## [Requirement]
Each line of the material must be repeated precisely, with the pictures left out.

---

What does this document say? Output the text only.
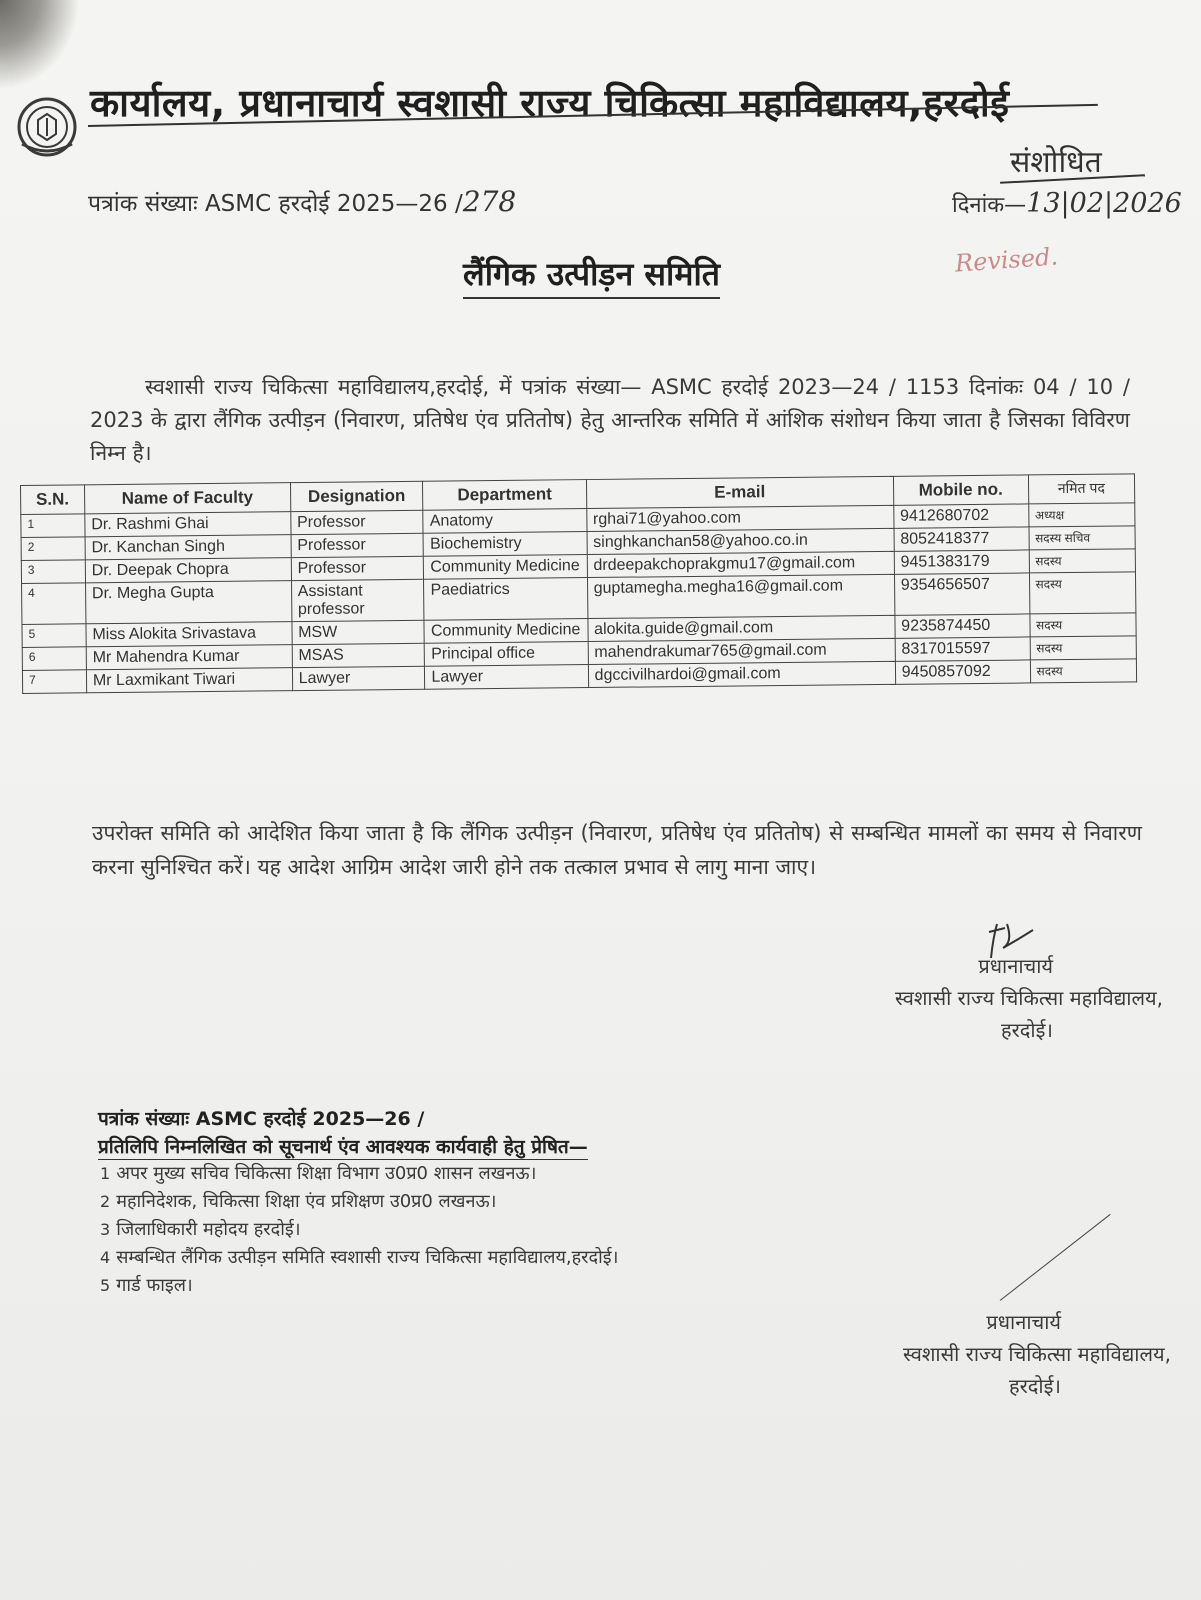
कार्यालय, प्रधानाचार्य स्वशासी राज्य चिकित्सा महाविद्यालय,हरदोई
संशोधित
पत्रांक संख्याः ASMC हरदोई 2025—26 /278	दिनांक—13|02|2026
Revised.
लैंगिक उत्पीड़न समिति

स्वशासी राज्य चिकित्सा महाविद्यालय,हरदोई, में पत्रांक संख्या— ASMC हरदोई 2023—24 / 1153 दिनांकः 04 / 10 / 2023 के द्वारा लैंगिक उत्पीड़न (निवारण, प्रतिषेध एंव प्रतितोष) हेतु आन्तरिक समिति में आंशिक संशोधन किया जाता है जिसका विविरण निम्न है।

S.N.	Name of Faculty	Designation	Department	E-mail	Mobile no.	नमित पद
1	Dr. Rashmi Ghai	Professor	Anatomy	rghai71@yahoo.com	9412680702	अध्यक्ष
2	Dr. Kanchan Singh	Professor	Biochemistry	singhkanchan58@yahoo.co.in	8052418377	सदस्य सचिव
3	Dr. Deepak Chopra	Professor	Community Medicine	drdeepakchoprakgmu17@gmail.com	9451383179	सदस्य
4	Dr. Megha Gupta	Assistant professor	Paediatrics	guptamegha.megha16@gmail.com	9354656507	सदस्य
5	Miss Alokita Srivastava	MSW	Community Medicine	alokita.guide@gmail.com	9235874450	सदस्य
6	Mr Mahendra Kumar	MSAS	Principal office	mahendrakumar765@gmail.com	8317015597	सदस्य
7	Mr Laxmikant Tiwari	Lawyer	Lawyer	dgccivilhardoi@gmail.com	9450857092	सदस्य

उपरोक्त समिति को आदेशित किया जाता है कि लैंगिक उत्पीड़न (निवारण, प्रतिषेध एंव प्रतितोष) से सम्बन्धित मामलों का समय से निवारण करना सुनिश्चित करें। यह आदेश आग्रिम आदेश जारी होने तक तत्काल प्रभाव से लागु माना जाए।

प्रधानाचार्य
स्वशासी राज्य चिकित्सा महाविद्यालय,
हरदोई।
पत्रांक संख्याः ASMC हरदोई 2025—26 /
प्रतिलिपि निम्नलिखित को सूचनार्थ एंव आवश्यक कार्यवाही हेतु प्रेषित—
1 अपर मुख्य सचिव चिकित्सा शिक्षा विभाग उ0प्र0 शासन लखनऊ।
2 महानिदेशक, चिकित्सा शिक्षा एंव प्रशिक्षण उ0प्र0 लखनऊ।
3 जिलाधिकारी महोदय हरदोई।
4 सम्बन्धित लैंगिक उत्पीड़न समिति स्वशासी राज्य चिकित्सा महाविद्यालय,हरदोई।
5 गार्ड फाइल।
प्रधानाचार्य
स्वशासी राज्य चिकित्सा महाविद्यालय,
हरदोई।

---

## [Reply to the task]
What does this document say? Output the text only.
कार्यालय, प्रधानाचार्य स्वशासी राज्य चिकित्सा महाविद्यालय,हरदोई
संशोधित
पत्रांक संख्याः ASMC हरदोई 2025—26 /278	दिनांक—13|02|2026
Revised.
लैंगिक उत्पीड़न समिति

स्वशासी राज्य चिकित्सा महाविद्यालय,हरदोई, में पत्रांक संख्या— ASMC हरदोई 2023—24 / 1153 दिनांकः 04 / 10 / 2023 के द्वारा लैंगिक उत्पीड़न (निवारण, प्रतिषेध एंव प्रतितोष) हेतु आन्तरिक समिति में आंशिक संशोधन किया जाता है जिसका विविरण निम्न है।

S.N.	Name of Faculty	Designation	Department	E-mail	Mobile no.	नमित पद
1	Dr. Rashmi Ghai	Professor	Anatomy	rghai71@yahoo.com	9412680702	अध्यक्ष
2	Dr. Kanchan Singh	Professor	Biochemistry	singhkanchan58@yahoo.co.in	8052418377	सदस्य सचिव
3	Dr. Deepak Chopra	Professor	Community Medicine	drdeepakchoprakgmu17@gmail.com	9451383179	सदस्य
4	Dr. Megha Gupta	Assistant professor	Paediatrics	guptamegha.megha16@gmail.com	9354656507	सदस्य
5	Miss Alokita Srivastava	MSW	Community Medicine	alokita.guide@gmail.com	9235874450	सदस्य
6	Mr Mahendra Kumar	MSAS	Principal office	mahendrakumar765@gmail.com	8317015597	सदस्य
7	Mr Laxmikant Tiwari	Lawyer	Lawyer	dgccivilhardoi@gmail.com	9450857092	सदस्य

उपरोक्त समिति को आदेशित किया जाता है कि लैंगिक उत्पीड़न (निवारण, प्रतिषेध एंव प्रतितोष) से सम्बन्धित मामलों का समय से निवारण करना सुनिश्चित करें। यह आदेश आग्रिम आदेश जारी होने तक तत्काल प्रभाव से लागु माना जाए।

प्रधानाचार्य
स्वशासी राज्य चिकित्सा महाविद्यालय,
हरदोई।
पत्रांक संख्याः ASMC हरदोई 2025—26 /
प्रतिलिपि निम्नलिखित को सूचनार्थ एंव आवश्यक कार्यवाही हेतु प्रेषित—
1 अपर मुख्य सचिव चिकित्सा शिक्षा विभाग उ0प्र0 शासन लखनऊ।
2 महानिदेशक, चिकित्सा शिक्षा एंव प्रशिक्षण उ0प्र0 लखनऊ।
3 जिलाधिकारी महोदय हरदोई।
4 सम्बन्धित लैंगिक उत्पीड़न समिति स्वशासी राज्य चिकित्सा महाविद्यालय,हरदोई।
5 गार्ड फाइल।
प्रधानाचार्य
स्वशासी राज्य चिकित्सा महाविद्यालय,
हरदोई।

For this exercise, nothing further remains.